**Task instructions**
Give the data below again, word for word.

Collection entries
/---
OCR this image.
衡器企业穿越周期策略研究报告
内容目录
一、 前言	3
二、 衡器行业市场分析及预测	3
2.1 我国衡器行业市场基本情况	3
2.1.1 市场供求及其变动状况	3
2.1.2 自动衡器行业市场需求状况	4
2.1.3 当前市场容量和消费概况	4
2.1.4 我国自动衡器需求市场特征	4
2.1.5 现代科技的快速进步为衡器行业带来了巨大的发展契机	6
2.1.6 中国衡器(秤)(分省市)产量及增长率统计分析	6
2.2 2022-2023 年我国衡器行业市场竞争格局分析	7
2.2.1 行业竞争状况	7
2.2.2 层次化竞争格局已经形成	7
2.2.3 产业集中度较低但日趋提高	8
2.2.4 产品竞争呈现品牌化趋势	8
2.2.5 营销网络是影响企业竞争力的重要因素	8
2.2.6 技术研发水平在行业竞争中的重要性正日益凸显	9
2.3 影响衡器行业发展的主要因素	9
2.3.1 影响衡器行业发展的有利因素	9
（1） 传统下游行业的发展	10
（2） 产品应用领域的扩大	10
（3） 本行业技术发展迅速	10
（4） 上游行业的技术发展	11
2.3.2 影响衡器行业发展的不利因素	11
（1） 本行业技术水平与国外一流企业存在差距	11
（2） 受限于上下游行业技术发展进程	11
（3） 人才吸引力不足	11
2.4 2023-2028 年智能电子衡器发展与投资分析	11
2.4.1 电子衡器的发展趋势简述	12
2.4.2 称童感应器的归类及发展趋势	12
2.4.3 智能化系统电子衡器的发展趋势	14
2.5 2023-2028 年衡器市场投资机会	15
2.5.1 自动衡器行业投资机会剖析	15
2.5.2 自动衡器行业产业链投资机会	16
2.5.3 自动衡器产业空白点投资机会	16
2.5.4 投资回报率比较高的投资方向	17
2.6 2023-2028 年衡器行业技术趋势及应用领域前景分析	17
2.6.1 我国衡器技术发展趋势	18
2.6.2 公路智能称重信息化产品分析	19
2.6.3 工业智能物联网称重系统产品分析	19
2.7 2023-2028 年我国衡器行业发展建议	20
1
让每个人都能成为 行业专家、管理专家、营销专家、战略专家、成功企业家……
\---
**Written answer**
OCR this image.
衡器企业穿越周期策略研究报告
内容目录
一、 前言	3
二、 衡器行业市场分析及预测	3
2.1 我国衡器行业市场基本情况	3
2.1.1 市场供求及其变动状况	3
2.1.2 自动衡器行业市场需求状况	4
2.1.3 当前市场容量和消费概况	4
2.1.4 我国自动衡器需求市场特征	4
2.1.5 现代科技的快速进步为衡器行业带来了巨大的发展契机	6
2.1.6 中国衡器(秤)(分省市)产量及增长率统计分析	6
2.2 2022-2023 年我国衡器行业市场竞争格局分析	7
2.2.1 行业竞争状况	7
2.2.2 层次化竞争格局已经形成	7
2.2.3 产业集中度较低但日趋提高	8
2.2.4 产品竞争呈现品牌化趋势	8
2.2.5 营销网络是影响企业竞争力的重要因素	8
2.2.6 技术研发水平在行业竞争中的重要性正日益凸显	9
2.3 影响衡器行业发展的主要因素	9
2.3.1 影响衡器行业发展的有利因素	9
（1） 传统下游行业的发展	10
（2） 产品应用领域的扩大	10
（3） 本行业技术发展迅速	10
（4） 上游行业的技术发展	11
2.3.2 影响衡器行业发展的不利因素	11
（1） 本行业技术水平与国外一流企业存在差距	11
（2） 受限于上下游行业技术发展进程	11
（3） 人才吸引力不足	11
2.4 2023-2028 年智能电子衡器发展与投资分析	11
2.4.1 电子衡器的发展趋势简述	12
2.4.2 称童感应器的归类及发展趋势	12
2.4.3 智能化系统电子衡器的发展趋势	14
2.5 2023-2028 年衡器市场投资机会	15
2.5.1 自动衡器行业投资机会剖析	15
2.5.2 自动衡器行业产业链投资机会	16
2.5.3 自动衡器产业空白点投资机会	16
2.5.4 投资回报率比较高的投资方向	17
2.6 2023-2028 年衡器行业技术趋势及应用领域前景分析	17
2.6.1 我国衡器技术发展趋势	18
2.6.2 公路智能称重信息化产品分析	19
2.6.3 工业智能物联网称重系统产品分析	19
2.7 2023-2028 年我国衡器行业发展建议	20
1
让每个人都能成为 行业专家、管理专家、营销专家、战略专家、成功企业家……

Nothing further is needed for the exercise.